WORK TO DO.
Give only one thing: the number of lines that include the word "init".

── SUPPLIED MATERIAL ──

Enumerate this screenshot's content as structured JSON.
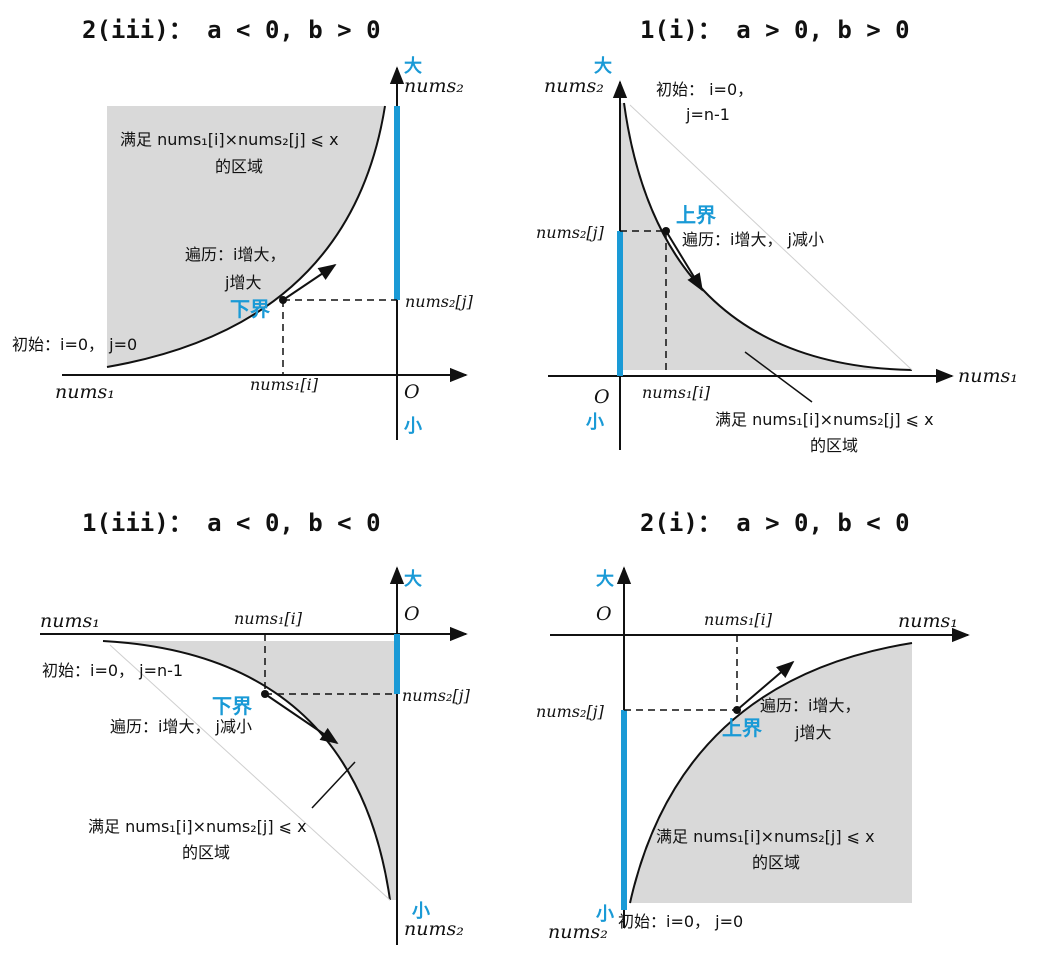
{
  "panels": [
    {
      "title": "2(iii)：  a < 0, b > 0",
      "axis_x": "nums₁",
      "axis_y": "",
      "top_tag": "大",
      "top_axis": "nums₂",
      "origin": "O",
      "bottom_tag": "小",
      "x_mark": "nums₁[i]",
      "y_mark": "nums₂[j]",
      "bound": "下界",
      "traverse": [
        "遍历：i增大，",
        "j增大"
      ],
      "init": "初始：i=0， j=0",
      "region": [
        "满足 nums₁[i]×nums₂[j] ⩽ x",
        "的区域"
      ]
    },
    {
      "title": "1(i)：  a > 0, b > 0",
      "axis_x": "nums₁",
      "axis_y": "nums₂",
      "top_tag": "大",
      "origin": "O",
      "bottom_tag": "小",
      "x_mark": "nums₁[i]",
      "y_mark": "nums₂[j]",
      "bound": "上界",
      "traverse": [
        "遍历：i增大， j减小"
      ],
      "init": [
        "初始： i=0，",
        "j=n-1"
      ],
      "region": [
        "满足 nums₁[i]×nums₂[j] ⩽ x",
        "的区域"
      ]
    },
    {
      "title": "1(iii)：  a < 0, b < 0",
      "axis_x": "nums₁",
      "top_tag": "大",
      "origin": "O",
      "bottom_tag": "小",
      "bottom_axis": "nums₂",
      "x_mark": "nums₁[i]",
      "y_mark": "nums₂[j]",
      "bound": "下界",
      "traverse": [
        "遍历：i增大， j减小"
      ],
      "init": "初始：i=0， j=n-1",
      "region": [
        "满足 nums₁[i]×nums₂[j] ⩽ x",
        "的区域"
      ]
    },
    {
      "title": "2(i)：  a > 0, b < 0",
      "axis_x": "nums₁",
      "top_tag": "大",
      "origin": "O",
      "bottom_tag": "小",
      "bottom_axis": "nums₂",
      "x_mark": "nums₁[i]",
      "y_mark": "nums₂[j]",
      "bound": "上界",
      "traverse": [
        "遍历：i增大，",
        "j增大"
      ],
      "init": "初始：i=0， j=0",
      "region": [
        "满足 nums₁[i]×nums₂[j] ⩽ x",
        "的区域"
      ]
    }
  ],
  "colors": {
    "region": "#d9d9d9",
    "highlight": "#1a9ad6",
    "ink": "#111111"
  }
}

───

COMPLETED TASK.
4